Items from a dataset
—————
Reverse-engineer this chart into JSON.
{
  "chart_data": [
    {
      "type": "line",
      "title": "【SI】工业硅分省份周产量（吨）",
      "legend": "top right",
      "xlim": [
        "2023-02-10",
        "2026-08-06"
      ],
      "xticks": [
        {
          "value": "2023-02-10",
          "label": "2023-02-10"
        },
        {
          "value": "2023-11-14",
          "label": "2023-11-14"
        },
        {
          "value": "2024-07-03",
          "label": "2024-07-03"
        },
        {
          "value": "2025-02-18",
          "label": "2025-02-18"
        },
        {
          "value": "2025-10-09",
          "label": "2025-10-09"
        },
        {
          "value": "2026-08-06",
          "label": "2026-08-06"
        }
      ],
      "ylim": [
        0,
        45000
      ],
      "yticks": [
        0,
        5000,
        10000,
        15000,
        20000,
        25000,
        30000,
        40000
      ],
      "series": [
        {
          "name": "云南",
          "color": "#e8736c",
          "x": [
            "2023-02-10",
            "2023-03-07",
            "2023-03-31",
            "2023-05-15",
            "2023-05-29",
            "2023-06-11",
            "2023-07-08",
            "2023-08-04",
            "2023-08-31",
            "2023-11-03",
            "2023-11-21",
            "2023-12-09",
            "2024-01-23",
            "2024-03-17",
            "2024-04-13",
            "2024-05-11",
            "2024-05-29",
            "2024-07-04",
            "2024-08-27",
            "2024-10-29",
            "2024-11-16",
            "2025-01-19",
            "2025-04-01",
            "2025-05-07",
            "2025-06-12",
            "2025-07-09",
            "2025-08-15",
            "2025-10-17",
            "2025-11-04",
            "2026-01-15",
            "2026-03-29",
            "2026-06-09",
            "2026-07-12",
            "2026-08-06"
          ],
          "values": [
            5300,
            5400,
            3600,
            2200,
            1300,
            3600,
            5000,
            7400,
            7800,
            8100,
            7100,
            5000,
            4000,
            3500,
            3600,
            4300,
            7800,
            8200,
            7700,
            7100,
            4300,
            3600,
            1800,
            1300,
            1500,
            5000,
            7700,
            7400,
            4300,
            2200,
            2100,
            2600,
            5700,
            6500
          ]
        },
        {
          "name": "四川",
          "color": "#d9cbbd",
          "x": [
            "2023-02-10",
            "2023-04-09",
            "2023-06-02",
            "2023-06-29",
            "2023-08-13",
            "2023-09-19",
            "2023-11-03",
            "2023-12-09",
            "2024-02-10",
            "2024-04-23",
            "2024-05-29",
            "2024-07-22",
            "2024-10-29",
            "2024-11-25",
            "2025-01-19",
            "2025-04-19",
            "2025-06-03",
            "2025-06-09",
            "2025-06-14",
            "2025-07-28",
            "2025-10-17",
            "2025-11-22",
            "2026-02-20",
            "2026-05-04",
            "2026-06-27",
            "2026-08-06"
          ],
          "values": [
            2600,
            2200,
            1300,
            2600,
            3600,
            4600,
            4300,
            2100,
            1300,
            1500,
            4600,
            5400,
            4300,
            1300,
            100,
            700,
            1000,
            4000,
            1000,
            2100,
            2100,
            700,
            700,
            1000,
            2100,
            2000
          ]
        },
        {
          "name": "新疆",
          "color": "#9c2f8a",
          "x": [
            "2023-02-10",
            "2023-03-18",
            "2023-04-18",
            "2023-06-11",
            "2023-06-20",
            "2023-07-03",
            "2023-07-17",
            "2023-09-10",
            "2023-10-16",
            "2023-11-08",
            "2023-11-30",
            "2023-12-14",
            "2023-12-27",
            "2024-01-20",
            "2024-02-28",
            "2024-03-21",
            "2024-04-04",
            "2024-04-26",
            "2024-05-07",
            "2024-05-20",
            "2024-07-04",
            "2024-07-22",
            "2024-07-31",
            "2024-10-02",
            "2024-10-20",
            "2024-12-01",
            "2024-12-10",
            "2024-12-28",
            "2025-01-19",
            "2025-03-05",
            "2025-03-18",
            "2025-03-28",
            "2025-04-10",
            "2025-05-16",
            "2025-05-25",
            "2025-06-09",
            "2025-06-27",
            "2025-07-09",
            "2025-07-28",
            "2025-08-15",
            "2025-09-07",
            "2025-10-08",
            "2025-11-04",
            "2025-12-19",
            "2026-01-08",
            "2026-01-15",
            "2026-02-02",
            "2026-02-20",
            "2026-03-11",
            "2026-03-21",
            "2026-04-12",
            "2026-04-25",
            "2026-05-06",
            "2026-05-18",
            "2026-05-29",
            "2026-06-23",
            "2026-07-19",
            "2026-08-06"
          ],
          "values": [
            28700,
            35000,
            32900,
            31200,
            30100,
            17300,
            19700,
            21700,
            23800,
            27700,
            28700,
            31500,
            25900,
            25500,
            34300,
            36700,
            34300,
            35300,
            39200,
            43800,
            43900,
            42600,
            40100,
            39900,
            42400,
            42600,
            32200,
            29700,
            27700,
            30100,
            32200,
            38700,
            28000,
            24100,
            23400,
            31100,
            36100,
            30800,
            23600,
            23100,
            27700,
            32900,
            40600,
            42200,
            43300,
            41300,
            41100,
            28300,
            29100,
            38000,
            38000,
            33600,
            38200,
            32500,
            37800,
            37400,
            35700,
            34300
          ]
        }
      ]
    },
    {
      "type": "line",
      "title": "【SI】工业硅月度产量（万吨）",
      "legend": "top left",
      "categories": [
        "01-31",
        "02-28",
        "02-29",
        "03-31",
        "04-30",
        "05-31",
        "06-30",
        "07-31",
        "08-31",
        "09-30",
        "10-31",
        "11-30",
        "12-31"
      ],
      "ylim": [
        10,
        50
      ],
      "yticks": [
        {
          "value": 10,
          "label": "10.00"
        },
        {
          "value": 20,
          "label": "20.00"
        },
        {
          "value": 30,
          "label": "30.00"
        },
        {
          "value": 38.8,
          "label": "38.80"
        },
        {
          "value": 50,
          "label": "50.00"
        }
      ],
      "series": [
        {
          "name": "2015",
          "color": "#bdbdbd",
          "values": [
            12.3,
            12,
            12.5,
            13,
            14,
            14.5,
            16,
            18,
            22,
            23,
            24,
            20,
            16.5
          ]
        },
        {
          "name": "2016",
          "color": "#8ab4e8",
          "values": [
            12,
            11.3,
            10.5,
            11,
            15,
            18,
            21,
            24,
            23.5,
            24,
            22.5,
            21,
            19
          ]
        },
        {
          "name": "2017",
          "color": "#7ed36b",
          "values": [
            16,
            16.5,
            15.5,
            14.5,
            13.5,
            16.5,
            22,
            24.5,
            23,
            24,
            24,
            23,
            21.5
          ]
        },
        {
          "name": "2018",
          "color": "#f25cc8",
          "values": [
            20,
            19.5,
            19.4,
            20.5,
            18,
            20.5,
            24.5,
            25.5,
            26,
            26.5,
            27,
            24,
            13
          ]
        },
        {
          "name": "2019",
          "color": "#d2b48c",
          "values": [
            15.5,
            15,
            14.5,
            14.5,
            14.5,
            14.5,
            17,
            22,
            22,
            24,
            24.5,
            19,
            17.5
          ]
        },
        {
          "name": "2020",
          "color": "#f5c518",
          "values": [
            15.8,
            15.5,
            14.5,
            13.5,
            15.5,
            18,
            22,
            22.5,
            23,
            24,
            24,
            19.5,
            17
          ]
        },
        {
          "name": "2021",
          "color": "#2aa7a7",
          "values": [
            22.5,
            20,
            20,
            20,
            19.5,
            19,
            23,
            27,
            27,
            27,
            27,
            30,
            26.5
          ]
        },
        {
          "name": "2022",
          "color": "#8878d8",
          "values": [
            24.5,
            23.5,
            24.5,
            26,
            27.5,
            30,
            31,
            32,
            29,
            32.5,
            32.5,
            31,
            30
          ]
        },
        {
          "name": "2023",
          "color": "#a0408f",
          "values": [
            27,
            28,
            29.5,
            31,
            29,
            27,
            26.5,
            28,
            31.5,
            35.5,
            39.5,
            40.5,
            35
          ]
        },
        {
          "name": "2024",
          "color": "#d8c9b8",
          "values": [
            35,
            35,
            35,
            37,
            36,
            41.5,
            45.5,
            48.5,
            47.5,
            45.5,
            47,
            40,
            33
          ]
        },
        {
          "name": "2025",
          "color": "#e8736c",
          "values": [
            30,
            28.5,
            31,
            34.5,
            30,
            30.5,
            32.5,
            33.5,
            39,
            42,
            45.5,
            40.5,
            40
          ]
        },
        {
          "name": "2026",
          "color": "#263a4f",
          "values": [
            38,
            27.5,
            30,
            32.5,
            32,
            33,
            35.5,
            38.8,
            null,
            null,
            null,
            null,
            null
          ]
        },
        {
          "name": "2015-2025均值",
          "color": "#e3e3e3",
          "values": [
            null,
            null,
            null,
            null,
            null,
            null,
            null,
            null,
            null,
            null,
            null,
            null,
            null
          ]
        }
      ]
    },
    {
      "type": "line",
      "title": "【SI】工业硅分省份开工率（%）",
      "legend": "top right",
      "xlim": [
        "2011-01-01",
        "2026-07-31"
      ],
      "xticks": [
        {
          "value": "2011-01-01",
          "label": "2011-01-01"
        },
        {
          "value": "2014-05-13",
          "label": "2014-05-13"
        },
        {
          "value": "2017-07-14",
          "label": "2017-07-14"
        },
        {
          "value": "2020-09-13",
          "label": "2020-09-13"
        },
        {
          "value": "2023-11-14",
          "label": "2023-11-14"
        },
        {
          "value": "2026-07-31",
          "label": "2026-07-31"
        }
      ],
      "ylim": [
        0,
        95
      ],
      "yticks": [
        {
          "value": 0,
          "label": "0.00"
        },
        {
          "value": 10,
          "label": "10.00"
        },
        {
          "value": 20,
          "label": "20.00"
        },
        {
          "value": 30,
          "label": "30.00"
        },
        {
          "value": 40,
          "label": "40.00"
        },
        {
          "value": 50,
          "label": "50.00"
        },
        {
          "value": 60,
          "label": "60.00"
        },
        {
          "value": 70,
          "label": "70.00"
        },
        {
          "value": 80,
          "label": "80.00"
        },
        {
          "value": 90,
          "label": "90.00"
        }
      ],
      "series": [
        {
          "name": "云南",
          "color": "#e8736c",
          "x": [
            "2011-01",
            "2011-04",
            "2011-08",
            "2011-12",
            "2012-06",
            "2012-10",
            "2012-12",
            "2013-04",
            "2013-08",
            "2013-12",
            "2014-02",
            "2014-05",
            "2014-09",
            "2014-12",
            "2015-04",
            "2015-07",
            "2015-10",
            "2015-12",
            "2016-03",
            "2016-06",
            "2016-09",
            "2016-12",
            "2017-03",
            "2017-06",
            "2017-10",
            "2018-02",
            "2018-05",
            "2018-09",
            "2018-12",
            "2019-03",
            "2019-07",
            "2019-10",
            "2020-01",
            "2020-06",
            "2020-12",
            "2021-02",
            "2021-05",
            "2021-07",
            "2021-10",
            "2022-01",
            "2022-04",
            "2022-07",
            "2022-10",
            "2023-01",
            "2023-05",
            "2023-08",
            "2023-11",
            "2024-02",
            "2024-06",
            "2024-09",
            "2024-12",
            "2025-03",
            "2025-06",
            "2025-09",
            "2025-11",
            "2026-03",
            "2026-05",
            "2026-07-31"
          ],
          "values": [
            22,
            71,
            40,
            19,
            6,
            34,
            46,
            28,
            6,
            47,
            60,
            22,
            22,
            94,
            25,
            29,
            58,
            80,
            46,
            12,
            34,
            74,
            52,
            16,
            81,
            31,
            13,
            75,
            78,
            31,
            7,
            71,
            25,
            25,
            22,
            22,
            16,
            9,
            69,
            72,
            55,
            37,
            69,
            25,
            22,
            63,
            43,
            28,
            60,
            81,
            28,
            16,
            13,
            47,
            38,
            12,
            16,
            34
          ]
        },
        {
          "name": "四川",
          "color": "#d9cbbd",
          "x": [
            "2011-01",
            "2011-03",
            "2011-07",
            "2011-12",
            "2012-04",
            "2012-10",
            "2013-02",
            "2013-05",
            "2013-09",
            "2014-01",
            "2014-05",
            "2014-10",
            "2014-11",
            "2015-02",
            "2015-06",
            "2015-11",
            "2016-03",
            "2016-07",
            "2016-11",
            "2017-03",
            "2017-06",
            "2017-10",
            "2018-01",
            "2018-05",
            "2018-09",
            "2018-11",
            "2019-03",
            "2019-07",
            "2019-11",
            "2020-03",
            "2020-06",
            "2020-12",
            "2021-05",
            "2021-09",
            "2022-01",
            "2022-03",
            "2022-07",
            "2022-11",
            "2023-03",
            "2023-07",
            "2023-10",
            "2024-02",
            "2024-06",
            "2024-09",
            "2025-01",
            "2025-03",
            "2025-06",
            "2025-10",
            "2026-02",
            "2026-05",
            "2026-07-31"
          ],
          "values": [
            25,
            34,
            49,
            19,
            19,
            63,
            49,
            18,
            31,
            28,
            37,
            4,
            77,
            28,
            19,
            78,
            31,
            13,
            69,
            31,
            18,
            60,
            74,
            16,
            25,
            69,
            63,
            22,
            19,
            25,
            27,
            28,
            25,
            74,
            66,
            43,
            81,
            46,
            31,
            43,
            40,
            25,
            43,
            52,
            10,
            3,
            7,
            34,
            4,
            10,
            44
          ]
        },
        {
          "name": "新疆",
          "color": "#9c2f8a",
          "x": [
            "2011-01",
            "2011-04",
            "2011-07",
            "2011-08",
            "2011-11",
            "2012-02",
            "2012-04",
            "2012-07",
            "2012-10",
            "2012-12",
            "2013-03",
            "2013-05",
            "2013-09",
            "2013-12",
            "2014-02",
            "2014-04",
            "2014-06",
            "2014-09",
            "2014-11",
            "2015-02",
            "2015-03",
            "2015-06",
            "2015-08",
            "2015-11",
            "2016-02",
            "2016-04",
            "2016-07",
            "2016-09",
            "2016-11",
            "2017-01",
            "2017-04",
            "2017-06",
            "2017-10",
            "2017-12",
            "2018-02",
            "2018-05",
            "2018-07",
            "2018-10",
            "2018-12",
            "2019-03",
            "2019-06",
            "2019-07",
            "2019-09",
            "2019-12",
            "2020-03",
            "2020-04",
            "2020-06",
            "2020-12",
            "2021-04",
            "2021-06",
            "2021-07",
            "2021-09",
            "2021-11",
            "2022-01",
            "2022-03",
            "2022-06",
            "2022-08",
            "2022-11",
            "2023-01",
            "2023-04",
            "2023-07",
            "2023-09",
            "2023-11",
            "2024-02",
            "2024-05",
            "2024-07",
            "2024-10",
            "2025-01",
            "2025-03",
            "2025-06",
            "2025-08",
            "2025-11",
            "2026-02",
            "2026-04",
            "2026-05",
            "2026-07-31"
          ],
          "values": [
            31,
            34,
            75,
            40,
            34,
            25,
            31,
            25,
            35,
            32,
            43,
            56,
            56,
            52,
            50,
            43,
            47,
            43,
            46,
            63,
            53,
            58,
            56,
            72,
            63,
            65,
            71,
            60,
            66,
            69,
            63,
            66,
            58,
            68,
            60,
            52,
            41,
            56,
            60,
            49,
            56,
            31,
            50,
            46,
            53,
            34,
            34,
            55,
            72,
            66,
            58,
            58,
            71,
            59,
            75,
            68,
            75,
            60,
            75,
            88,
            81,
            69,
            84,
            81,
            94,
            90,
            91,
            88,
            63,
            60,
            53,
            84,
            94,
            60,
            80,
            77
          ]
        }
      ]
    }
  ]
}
—————
Wherever a line in the data above holds "title", copy that line.

**Correct response:**
      "title": "【SI】工业硅分省份周产量（吨）",
      "title": "【SI】工业硅月度产量（万吨）",
      "title": "【SI】工业硅分省份开工率（%）",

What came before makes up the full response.